[Begin Data extract]
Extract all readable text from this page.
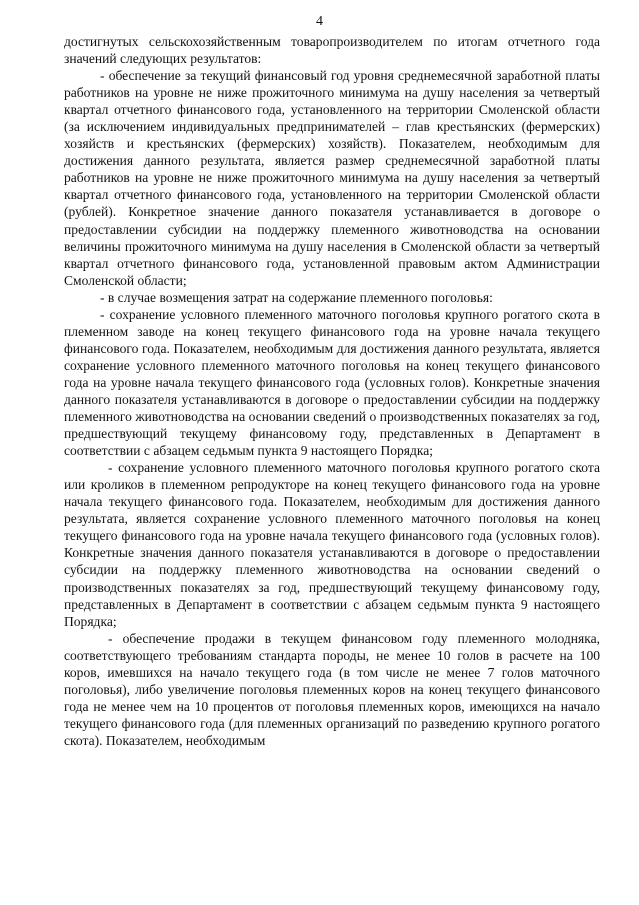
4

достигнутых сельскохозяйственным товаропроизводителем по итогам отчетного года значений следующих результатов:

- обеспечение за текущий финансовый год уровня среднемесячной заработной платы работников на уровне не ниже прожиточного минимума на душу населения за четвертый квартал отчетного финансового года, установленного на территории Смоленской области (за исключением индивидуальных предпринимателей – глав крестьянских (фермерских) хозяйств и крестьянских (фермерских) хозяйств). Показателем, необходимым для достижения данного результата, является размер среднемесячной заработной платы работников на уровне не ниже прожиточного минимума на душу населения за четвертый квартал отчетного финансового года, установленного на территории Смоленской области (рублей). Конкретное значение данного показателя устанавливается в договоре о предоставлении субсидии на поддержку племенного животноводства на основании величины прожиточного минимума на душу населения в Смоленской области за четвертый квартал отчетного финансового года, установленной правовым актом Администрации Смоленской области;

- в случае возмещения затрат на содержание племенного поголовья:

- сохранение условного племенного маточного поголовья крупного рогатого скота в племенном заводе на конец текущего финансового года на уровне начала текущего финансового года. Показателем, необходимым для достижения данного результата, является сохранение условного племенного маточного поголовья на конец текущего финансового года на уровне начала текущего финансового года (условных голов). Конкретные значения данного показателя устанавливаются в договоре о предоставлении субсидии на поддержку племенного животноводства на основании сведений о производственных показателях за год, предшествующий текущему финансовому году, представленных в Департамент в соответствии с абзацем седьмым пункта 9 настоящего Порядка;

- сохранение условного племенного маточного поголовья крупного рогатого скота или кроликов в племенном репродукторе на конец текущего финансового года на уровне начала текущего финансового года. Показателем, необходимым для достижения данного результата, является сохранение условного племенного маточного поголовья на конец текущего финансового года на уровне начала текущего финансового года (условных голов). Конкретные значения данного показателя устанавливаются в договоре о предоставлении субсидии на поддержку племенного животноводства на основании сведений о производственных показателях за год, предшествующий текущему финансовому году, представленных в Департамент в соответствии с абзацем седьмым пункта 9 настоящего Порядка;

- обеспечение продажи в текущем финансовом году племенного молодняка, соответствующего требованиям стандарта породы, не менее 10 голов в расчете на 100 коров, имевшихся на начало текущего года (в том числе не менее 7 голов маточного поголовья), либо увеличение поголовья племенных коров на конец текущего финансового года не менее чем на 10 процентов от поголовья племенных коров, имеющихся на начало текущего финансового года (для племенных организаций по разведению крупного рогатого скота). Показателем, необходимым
[End Data extract]
[Begin Data extract]
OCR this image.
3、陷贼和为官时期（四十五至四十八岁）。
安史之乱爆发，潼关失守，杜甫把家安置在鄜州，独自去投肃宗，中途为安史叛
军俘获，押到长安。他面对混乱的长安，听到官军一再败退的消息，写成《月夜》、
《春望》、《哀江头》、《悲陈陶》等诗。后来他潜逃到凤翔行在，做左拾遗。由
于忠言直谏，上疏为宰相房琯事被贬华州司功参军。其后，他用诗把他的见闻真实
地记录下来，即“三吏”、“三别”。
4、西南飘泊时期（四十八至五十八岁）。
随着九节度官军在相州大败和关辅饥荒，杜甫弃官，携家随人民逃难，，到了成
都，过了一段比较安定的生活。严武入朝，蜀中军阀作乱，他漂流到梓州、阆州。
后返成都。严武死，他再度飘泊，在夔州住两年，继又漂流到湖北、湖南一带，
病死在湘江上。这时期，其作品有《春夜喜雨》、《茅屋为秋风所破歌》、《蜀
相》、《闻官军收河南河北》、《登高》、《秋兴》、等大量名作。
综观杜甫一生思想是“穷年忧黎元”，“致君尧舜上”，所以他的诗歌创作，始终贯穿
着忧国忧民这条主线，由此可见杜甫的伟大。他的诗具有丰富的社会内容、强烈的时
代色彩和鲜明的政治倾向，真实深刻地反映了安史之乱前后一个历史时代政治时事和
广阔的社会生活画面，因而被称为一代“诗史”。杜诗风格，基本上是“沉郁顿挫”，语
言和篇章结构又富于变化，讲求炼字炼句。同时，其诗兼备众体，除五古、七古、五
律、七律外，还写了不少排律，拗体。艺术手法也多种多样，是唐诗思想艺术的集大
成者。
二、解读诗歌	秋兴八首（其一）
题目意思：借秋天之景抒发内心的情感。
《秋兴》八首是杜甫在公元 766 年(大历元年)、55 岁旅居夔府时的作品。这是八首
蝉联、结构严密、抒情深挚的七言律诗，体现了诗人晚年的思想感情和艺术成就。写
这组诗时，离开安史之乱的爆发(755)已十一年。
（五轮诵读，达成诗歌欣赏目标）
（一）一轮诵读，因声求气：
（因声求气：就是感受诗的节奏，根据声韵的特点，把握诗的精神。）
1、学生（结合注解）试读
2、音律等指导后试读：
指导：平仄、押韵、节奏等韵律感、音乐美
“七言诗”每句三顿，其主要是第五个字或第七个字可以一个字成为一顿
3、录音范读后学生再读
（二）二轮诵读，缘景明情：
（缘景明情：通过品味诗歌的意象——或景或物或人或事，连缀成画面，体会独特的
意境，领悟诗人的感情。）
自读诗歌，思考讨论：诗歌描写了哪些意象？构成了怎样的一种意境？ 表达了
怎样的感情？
[End Data extract]
Exercise —
Identify each line of the material where the word "因声求气" shows up, and copy it.

Problem solution —
（一）一轮诵读，因声求气：
（因声求气：就是感受诗的节奏，根据声韵的特点，把握诗的精神。）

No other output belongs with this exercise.